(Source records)
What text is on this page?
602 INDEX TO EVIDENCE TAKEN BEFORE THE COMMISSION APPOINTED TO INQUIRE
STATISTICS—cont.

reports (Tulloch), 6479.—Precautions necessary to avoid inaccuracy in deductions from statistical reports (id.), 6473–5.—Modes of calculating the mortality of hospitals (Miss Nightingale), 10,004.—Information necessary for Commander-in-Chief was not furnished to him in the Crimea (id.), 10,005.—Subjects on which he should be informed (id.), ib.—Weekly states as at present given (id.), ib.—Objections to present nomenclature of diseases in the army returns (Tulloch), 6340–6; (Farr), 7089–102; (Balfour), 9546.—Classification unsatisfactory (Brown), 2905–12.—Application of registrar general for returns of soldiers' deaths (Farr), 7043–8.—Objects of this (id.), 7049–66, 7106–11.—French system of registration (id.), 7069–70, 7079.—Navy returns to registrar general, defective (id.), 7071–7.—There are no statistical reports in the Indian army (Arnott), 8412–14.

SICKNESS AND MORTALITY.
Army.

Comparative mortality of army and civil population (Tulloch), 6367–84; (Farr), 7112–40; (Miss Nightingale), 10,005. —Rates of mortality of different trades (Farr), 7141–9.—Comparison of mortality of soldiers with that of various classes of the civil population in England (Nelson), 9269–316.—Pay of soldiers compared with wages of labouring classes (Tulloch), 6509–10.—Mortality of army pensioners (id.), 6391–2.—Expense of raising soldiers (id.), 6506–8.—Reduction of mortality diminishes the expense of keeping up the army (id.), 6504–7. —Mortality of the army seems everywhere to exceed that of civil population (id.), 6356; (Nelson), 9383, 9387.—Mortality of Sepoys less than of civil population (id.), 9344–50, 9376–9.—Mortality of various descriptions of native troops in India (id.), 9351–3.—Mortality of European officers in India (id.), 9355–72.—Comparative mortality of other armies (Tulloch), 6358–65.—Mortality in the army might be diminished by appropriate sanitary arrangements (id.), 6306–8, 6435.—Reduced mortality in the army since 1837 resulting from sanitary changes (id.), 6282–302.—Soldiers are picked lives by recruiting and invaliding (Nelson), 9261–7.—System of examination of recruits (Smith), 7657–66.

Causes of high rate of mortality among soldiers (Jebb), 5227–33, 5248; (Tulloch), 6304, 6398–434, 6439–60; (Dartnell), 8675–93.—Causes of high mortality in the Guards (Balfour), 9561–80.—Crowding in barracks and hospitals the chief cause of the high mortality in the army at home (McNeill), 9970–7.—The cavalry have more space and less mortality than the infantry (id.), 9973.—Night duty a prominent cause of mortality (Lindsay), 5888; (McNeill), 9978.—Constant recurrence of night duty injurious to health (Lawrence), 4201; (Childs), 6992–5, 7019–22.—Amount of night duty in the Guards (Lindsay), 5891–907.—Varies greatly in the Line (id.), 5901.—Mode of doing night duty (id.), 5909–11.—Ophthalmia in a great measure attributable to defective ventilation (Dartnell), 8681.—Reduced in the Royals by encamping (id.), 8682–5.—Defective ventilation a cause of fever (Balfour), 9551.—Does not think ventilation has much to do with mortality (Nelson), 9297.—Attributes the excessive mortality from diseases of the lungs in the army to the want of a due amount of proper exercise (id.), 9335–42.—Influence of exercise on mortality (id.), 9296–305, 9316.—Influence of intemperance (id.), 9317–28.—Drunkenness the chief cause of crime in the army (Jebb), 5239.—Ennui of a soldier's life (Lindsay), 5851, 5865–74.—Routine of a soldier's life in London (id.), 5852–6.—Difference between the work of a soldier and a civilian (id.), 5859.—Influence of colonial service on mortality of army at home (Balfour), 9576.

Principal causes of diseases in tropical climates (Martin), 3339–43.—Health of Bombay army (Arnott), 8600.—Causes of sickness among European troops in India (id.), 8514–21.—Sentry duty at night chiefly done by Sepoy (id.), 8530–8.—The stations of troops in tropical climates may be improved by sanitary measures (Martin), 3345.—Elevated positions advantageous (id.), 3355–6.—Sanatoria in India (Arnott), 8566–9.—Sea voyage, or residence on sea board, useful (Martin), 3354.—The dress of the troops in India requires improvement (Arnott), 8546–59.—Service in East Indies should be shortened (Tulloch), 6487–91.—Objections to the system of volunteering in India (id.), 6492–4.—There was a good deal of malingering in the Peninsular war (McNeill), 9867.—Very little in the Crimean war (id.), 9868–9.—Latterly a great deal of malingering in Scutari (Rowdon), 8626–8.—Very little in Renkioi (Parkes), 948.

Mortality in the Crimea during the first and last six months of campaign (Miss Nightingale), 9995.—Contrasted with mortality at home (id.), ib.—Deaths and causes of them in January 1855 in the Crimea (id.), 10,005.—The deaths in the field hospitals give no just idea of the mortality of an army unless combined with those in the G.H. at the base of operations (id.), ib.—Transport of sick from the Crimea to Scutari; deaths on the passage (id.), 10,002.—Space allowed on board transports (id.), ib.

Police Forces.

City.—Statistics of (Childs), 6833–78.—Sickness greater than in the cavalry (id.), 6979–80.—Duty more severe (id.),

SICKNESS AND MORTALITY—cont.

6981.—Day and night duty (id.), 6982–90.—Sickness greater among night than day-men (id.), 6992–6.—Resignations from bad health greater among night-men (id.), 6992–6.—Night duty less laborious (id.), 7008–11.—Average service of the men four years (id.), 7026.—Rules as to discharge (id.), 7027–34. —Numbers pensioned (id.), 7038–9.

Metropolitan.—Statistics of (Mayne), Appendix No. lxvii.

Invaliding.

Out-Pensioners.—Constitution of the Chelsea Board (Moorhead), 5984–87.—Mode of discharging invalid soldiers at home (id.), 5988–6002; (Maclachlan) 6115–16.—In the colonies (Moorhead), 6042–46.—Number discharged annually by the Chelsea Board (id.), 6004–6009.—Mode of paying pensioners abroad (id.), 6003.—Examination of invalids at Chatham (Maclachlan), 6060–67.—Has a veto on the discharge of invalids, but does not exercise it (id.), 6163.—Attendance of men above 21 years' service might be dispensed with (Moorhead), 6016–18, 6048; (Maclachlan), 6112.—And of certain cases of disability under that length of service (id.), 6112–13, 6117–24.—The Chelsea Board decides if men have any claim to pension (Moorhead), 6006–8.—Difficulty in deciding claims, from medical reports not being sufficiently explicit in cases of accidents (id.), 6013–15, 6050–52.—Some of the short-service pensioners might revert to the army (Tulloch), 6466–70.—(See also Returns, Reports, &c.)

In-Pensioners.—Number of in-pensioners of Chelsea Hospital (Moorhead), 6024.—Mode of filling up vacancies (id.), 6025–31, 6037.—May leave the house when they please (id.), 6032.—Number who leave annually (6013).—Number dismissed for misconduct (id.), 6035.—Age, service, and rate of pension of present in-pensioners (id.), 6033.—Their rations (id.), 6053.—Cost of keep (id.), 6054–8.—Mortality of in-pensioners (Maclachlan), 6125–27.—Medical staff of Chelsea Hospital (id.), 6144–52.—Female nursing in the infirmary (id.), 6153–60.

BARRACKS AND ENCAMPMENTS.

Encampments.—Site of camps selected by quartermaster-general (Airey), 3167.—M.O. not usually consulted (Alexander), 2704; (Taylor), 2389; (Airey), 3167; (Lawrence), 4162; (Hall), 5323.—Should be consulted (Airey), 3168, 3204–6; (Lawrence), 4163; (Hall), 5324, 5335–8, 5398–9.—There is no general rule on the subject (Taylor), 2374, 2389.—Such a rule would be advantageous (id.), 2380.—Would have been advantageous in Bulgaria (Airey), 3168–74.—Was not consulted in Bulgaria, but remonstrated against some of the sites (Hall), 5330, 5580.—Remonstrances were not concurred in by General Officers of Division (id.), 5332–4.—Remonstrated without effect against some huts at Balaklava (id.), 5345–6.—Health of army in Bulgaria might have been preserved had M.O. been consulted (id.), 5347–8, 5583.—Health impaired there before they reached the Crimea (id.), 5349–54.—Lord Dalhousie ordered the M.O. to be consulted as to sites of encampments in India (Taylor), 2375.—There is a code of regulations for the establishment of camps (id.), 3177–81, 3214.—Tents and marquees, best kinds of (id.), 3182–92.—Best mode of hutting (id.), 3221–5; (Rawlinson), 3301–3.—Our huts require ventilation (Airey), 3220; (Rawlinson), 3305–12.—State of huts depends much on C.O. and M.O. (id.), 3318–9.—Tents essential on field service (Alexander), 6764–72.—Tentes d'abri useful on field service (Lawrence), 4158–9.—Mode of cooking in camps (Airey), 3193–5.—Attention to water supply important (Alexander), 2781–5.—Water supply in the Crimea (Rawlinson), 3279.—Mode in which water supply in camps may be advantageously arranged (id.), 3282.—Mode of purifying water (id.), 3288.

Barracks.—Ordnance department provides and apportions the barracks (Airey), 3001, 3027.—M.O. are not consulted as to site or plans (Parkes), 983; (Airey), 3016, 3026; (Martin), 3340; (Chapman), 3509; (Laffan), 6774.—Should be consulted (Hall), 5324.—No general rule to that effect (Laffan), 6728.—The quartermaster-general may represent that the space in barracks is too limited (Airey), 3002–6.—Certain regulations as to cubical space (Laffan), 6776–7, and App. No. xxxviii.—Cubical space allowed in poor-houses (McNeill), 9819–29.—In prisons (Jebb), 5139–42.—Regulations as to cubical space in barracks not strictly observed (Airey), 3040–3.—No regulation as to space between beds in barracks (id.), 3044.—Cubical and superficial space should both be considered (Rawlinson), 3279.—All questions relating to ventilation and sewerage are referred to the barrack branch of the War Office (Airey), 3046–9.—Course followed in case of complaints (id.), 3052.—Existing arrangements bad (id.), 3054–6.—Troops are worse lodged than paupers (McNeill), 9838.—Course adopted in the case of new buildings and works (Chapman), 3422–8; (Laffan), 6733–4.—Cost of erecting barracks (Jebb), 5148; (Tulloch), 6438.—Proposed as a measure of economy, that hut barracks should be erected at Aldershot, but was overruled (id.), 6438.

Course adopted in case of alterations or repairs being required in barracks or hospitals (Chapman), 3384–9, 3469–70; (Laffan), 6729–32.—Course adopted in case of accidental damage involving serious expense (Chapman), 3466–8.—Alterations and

**WHAT YOU WILL DO**
Collect, from the material above, every line containing the word "this".

**RESULT**
What text is on this page?
reports (Tulloch), 6479.—Precautions necessary to avoid inaccuracy in deductions from statistical reports (id.), 6473–5.—Modes of calculating the mortality of hospitals (Miss Nightingale), 10,004.—Information necessary for Commander-in-Chief was not furnished to him in the Crimea (id.), 10,005.—Subjects on which he should be informed (id.), ib.—Weekly states as at present given (id.), ib.—Objections to present nomenclature of diseases in the army returns (Tulloch), 6340–6; (Farr), 7089–102; (Balfour), 9546.—Classification unsatisfactory (Brown), 2905–12.—Application of registrar general for returns of soldiers' deaths (Farr), 7043–8.—Objects of this (id.), 7049–66, 7106–11.—French system of registration (id.), 7069–70, 7079.—Navy returns to registrar general, defective (id.), 7071–7.—There are no statistical reports in the Indian army (Arnott), 8412–14.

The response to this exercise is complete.